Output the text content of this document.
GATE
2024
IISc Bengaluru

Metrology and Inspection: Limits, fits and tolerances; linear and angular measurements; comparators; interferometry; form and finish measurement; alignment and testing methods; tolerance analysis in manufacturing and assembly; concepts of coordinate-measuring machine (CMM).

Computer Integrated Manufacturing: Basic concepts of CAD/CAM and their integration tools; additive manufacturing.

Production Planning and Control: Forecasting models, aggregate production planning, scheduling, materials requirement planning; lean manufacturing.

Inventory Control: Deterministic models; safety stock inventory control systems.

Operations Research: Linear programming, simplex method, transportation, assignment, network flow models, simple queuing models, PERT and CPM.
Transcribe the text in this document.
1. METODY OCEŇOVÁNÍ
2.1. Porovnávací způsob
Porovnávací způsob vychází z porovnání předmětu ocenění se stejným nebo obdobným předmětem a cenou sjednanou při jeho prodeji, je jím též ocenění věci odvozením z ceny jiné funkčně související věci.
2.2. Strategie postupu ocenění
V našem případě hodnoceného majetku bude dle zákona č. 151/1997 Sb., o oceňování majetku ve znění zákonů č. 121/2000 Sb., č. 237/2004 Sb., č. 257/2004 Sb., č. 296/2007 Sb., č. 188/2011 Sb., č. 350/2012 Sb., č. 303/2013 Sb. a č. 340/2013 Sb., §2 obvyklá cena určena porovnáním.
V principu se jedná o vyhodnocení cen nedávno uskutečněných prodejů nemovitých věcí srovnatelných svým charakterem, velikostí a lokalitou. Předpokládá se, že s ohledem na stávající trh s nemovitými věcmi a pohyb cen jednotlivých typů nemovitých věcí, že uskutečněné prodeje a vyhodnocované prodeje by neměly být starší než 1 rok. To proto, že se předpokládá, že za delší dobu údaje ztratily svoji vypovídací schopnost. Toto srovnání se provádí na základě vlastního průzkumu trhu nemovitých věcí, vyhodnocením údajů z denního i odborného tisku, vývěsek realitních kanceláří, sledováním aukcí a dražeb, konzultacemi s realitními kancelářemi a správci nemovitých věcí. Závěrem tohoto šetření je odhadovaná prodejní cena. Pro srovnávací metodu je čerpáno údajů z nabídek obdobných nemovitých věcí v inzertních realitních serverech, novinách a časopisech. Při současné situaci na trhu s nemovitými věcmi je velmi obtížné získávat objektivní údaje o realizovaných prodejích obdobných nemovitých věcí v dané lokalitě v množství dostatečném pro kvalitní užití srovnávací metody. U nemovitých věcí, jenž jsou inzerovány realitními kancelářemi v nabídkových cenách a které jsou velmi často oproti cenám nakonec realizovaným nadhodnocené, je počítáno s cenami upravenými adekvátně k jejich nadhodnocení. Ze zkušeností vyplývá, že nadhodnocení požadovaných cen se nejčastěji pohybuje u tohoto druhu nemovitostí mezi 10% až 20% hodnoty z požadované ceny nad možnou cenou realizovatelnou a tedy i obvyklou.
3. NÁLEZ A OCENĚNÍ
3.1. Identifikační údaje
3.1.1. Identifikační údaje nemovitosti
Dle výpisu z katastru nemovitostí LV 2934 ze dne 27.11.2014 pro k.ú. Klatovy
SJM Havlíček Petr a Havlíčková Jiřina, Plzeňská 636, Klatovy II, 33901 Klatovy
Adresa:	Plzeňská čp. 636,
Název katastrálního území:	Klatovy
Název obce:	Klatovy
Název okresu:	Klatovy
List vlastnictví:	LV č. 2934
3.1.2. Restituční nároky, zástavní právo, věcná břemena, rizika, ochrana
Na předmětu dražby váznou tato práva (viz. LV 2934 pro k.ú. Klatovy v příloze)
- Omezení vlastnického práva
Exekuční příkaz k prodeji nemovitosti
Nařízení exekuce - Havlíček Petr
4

= = = = = = =

#### Directive:
Using the listing above, please repeat every entry exactly.

#### Output of the task:
Output the text content of this document.
GATE
2024
IISc Bengaluru

Metrology and Inspection: Limits, fits and tolerances; linear and angular measurements; comparators; interferometry; form and finish measurement; alignment and testing methods; tolerance analysis in manufacturing and assembly; concepts of coordinate-measuring machine (CMM).

Computer Integrated Manufacturing: Basic concepts of CAD/CAM and their integration tools; additive manufacturing.

Production Planning and Control: Forecasting models, aggregate production planning, scheduling, materials requirement planning; lean manufacturing.

Inventory Control: Deterministic models; safety stock inventory control systems.

Operations Research: Linear programming, simplex method, transportation, assignment, network flow models, simple queuing models, PERT and CPM.
Transcribe the text in this document.
1. METODY OCEŇOVÁNÍ
2.1. Porovnávací způsob
Porovnávací způsob vychází z porovnání předmětu ocenění se stejným nebo obdobným předmětem a cenou sjednanou při jeho prodeji, je jím též ocenění věci odvozením z ceny jiné funkčně související věci.
2.2. Strategie postupu ocenění
V našem případě hodnoceného majetku bude dle zákona č. 151/1997 Sb., o oceňování majetku ve znění zákonů č. 121/2000 Sb., č. 237/2004 Sb., č. 257/2004 Sb., č. 296/2007 Sb., č. 188/2011 Sb., č. 350/2012 Sb., č. 303/2013 Sb. a č. 340/2013 Sb., §2 obvyklá cena určena porovnáním.
V principu se jedná o vyhodnocení cen nedávno uskutečněných prodejů nemovitých věcí srovnatelných svým charakterem, velikostí a lokalitou. Předpokládá se, že s ohledem na stávající trh s nemovitými věcmi a pohyb cen jednotlivých typů nemovitých věcí, že uskutečněné prodeje a vyhodnocované prodeje by neměly být starší než 1 rok. To proto, že se předpokládá, že za delší dobu údaje ztratily svoji vypovídací schopnost. Toto srovnání se provádí na základě vlastního průzkumu trhu nemovitých věcí, vyhodnocením údajů z denního i odborného tisku, vývěsek realitních kanceláří, sledováním aukcí a dražeb, konzultacemi s realitními kancelářemi a správci nemovitých věcí. Závěrem tohoto šetření je odhadovaná prodejní cena. Pro srovnávací metodu je čerpáno údajů z nabídek obdobných nemovitých věcí v inzertních realitních serverech, novinách a časopisech. Při současné situaci na trhu s nemovitými věcmi je velmi obtížné získávat objektivní údaje o realizovaných prodejích obdobných nemovitých věcí v dané lokalitě v množství dostatečném pro kvalitní užití srovnávací metody. U nemovitých věcí, jenž jsou inzerovány realitními kancelářemi v nabídkových cenách a které jsou velmi často oproti cenám nakonec realizovaným nadhodnocené, je počítáno s cenami upravenými adekvátně k jejich nadhodnocení. Ze zkušeností vyplývá, že nadhodnocení požadovaných cen se nejčastěji pohybuje u tohoto druhu nemovitostí mezi 10% až 20% hodnoty z požadované ceny nad možnou cenou realizovatelnou a tedy i obvyklou.
3. NÁLEZ A OCENĚNÍ
3.1. Identifikační údaje
3.1.1. Identifikační údaje nemovitosti
Dle výpisu z katastru nemovitostí LV 2934 ze dne 27.11.2014 pro k.ú. Klatovy
SJM Havlíček Petr a Havlíčková Jiřina, Plzeňská 636, Klatovy II, 33901 Klatovy
Adresa:	Plzeňská čp. 636,
Název katastrálního území:	Klatovy
Název obce:	Klatovy
Název okresu:	Klatovy
List vlastnictví:	LV č. 2934
3.1.2. Restituční nároky, zástavní právo, věcná břemena, rizika, ochrana
Na předmětu dražby váznou tato práva (viz. LV 2934 pro k.ú. Klatovy v příloze)
- Omezení vlastnického práva
Exekuční příkaz k prodeji nemovitosti
Nařízení exekuce - Havlíček Petr
4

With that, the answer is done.